* **EXERCISE AIM**: The records that follow need to be output exactly as they are.

* **MATERIAL FOR THIS EXERCISE**:
:::
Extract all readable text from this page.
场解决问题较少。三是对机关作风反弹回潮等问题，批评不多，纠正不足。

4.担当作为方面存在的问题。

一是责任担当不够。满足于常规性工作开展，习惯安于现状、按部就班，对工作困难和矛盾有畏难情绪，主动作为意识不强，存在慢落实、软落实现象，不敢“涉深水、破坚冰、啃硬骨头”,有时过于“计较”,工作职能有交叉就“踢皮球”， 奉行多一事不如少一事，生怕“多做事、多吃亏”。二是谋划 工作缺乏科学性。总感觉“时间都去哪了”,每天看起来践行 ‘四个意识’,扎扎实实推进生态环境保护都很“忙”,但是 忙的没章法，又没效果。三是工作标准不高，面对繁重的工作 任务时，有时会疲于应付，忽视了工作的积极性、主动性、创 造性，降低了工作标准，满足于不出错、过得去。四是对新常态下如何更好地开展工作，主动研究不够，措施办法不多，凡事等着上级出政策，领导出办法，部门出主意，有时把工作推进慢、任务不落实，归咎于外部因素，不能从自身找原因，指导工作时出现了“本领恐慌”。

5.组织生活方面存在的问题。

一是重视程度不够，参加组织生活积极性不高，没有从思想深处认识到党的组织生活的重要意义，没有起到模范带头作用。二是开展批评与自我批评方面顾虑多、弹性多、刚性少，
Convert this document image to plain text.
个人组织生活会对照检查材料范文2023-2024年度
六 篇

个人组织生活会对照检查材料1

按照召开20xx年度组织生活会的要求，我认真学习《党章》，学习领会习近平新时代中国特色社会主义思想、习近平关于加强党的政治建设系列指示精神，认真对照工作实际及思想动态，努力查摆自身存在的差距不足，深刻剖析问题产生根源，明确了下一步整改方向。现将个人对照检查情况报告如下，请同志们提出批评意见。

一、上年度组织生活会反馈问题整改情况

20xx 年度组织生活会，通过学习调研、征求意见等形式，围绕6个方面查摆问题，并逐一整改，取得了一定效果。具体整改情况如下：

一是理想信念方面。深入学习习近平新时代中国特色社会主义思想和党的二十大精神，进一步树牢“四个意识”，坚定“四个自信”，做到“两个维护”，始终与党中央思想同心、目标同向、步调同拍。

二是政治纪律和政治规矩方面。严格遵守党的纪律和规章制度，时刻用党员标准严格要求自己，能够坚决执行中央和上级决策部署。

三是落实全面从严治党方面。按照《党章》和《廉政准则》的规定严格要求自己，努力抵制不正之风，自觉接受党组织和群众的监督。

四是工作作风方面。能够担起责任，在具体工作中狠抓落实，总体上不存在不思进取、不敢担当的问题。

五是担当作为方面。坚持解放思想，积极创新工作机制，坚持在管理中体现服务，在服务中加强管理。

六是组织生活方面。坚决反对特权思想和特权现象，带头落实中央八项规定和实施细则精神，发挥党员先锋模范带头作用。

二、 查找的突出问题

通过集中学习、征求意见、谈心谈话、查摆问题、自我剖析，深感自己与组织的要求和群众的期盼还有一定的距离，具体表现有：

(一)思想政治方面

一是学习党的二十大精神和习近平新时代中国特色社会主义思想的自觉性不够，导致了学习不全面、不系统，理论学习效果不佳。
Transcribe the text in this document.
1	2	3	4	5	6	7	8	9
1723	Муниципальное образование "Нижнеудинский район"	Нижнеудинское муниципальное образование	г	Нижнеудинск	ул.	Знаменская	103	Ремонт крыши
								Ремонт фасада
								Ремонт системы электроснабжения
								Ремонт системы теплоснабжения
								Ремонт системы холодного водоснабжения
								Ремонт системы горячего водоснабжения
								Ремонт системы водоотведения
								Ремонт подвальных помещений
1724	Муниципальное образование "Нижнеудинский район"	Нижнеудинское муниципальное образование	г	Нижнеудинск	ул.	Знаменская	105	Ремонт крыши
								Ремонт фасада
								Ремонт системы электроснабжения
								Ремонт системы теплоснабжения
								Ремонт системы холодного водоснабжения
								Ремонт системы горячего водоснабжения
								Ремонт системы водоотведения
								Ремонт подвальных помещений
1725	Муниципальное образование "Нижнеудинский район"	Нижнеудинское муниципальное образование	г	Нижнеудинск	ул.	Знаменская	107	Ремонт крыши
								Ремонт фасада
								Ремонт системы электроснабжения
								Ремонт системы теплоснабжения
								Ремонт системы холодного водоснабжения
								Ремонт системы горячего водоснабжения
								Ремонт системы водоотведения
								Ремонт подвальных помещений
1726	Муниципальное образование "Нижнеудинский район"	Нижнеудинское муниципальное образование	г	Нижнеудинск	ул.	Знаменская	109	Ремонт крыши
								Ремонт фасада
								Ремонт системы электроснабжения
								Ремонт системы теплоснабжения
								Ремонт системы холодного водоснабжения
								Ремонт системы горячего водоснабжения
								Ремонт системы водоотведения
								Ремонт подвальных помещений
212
:::
* **EXERCISE SOLUTION**:
Extract all readable text from this page.
场解决问题较少。三是对机关作风反弹回潮等问题，批评不多，纠正不足。

4.担当作为方面存在的问题。

一是责任担当不够。满足于常规性工作开展，习惯安于现状、按部就班，对工作困难和矛盾有畏难情绪，主动作为意识不强，存在慢落实、软落实现象，不敢“涉深水、破坚冰、啃硬骨头”,有时过于“计较”,工作职能有交叉就“踢皮球”， 奉行多一事不如少一事，生怕“多做事、多吃亏”。二是谋划 工作缺乏科学性。总感觉“时间都去哪了”,每天看起来践行 ‘四个意识’,扎扎实实推进生态环境保护都很“忙”,但是 忙的没章法，又没效果。三是工作标准不高，面对繁重的工作 任务时，有时会疲于应付，忽视了工作的积极性、主动性、创 造性，降低了工作标准，满足于不出错、过得去。四是对新常态下如何更好地开展工作，主动研究不够，措施办法不多，凡事等着上级出政策，领导出办法，部门出主意，有时把工作推进慢、任务不落实，归咎于外部因素，不能从自身找原因，指导工作时出现了“本领恐慌”。

5.组织生活方面存在的问题。

一是重视程度不够，参加组织生活积极性不高，没有从思想深处认识到党的组织生活的重要意义，没有起到模范带头作用。二是开展批评与自我批评方面顾虑多、弹性多、刚性少，
Convert this document image to plain text.
个人组织生活会对照检查材料范文2023-2024年度
六 篇

个人组织生活会对照检查材料1

按照召开20xx年度组织生活会的要求，我认真学习《党章》，学习领会习近平新时代中国特色社会主义思想、习近平关于加强党的政治建设系列指示精神，认真对照工作实际及思想动态，努力查摆自身存在的差距不足，深刻剖析问题产生根源，明确了下一步整改方向。现将个人对照检查情况报告如下，请同志们提出批评意见。

一、上年度组织生活会反馈问题整改情况

20xx 年度组织生活会，通过学习调研、征求意见等形式，围绕6个方面查摆问题，并逐一整改，取得了一定效果。具体整改情况如下：

一是理想信念方面。深入学习习近平新时代中国特色社会主义思想和党的二十大精神，进一步树牢“四个意识”，坚定“四个自信”，做到“两个维护”，始终与党中央思想同心、目标同向、步调同拍。

二是政治纪律和政治规矩方面。严格遵守党的纪律和规章制度，时刻用党员标准严格要求自己，能够坚决执行中央和上级决策部署。

三是落实全面从严治党方面。按照《党章》和《廉政准则》的规定严格要求自己，努力抵制不正之风，自觉接受党组织和群众的监督。

四是工作作风方面。能够担起责任，在具体工作中狠抓落实，总体上不存在不思进取、不敢担当的问题。

五是担当作为方面。坚持解放思想，积极创新工作机制，坚持在管理中体现服务，在服务中加强管理。

六是组织生活方面。坚决反对特权思想和特权现象，带头落实中央八项规定和实施细则精神，发挥党员先锋模范带头作用。

二、 查找的突出问题

通过集中学习、征求意见、谈心谈话、查摆问题、自我剖析，深感自己与组织的要求和群众的期盼还有一定的距离，具体表现有：

(一)思想政治方面

一是学习党的二十大精神和习近平新时代中国特色社会主义思想的自觉性不够，导致了学习不全面、不系统，理论学习效果不佳。
Transcribe the text in this document.
1	2	3	4	5	6	7	8	9
1723	Муниципальное образование "Нижнеудинский район"	Нижнеудинское муниципальное образование	г	Нижнеудинск	ул.	Знаменская	103	Ремонт крыши
								Ремонт фасада
								Ремонт системы электроснабжения
								Ремонт системы теплоснабжения
								Ремонт системы холодного водоснабжения
								Ремонт системы горячего водоснабжения
								Ремонт системы водоотведения
								Ремонт подвальных помещений
1724	Муниципальное образование "Нижнеудинский район"	Нижнеудинское муниципальное образование	г	Нижнеудинск	ул.	Знаменская	105	Ремонт крыши
								Ремонт фасада
								Ремонт системы электроснабжения
								Ремонт системы теплоснабжения
								Ремонт системы холодного водоснабжения
								Ремонт системы горячего водоснабжения
								Ремонт системы водоотведения
								Ремонт подвальных помещений
1725	Муниципальное образование "Нижнеудинский район"	Нижнеудинское муниципальное образование	г	Нижнеудинск	ул.	Знаменская	107	Ремонт крыши
								Ремонт фасада
								Ремонт системы электроснабжения
								Ремонт системы теплоснабжения
								Ремонт системы холодного водоснабжения
								Ремонт системы горячего водоснабжения
								Ремонт системы водоотведения
								Ремонт подвальных помещений
1726	Муниципальное образование "Нижнеудинский район"	Нижнеудинское муниципальное образование	г	Нижнеудинск	ул.	Знаменская	109	Ремонт крыши
								Ремонт фасада
								Ремонт системы электроснабжения
								Ремонт системы теплоснабжения
								Ремонт системы холодного водоснабжения
								Ремонт системы горячего водоснабжения
								Ремонт системы водоотведения
								Ремонт подвальных помещений
212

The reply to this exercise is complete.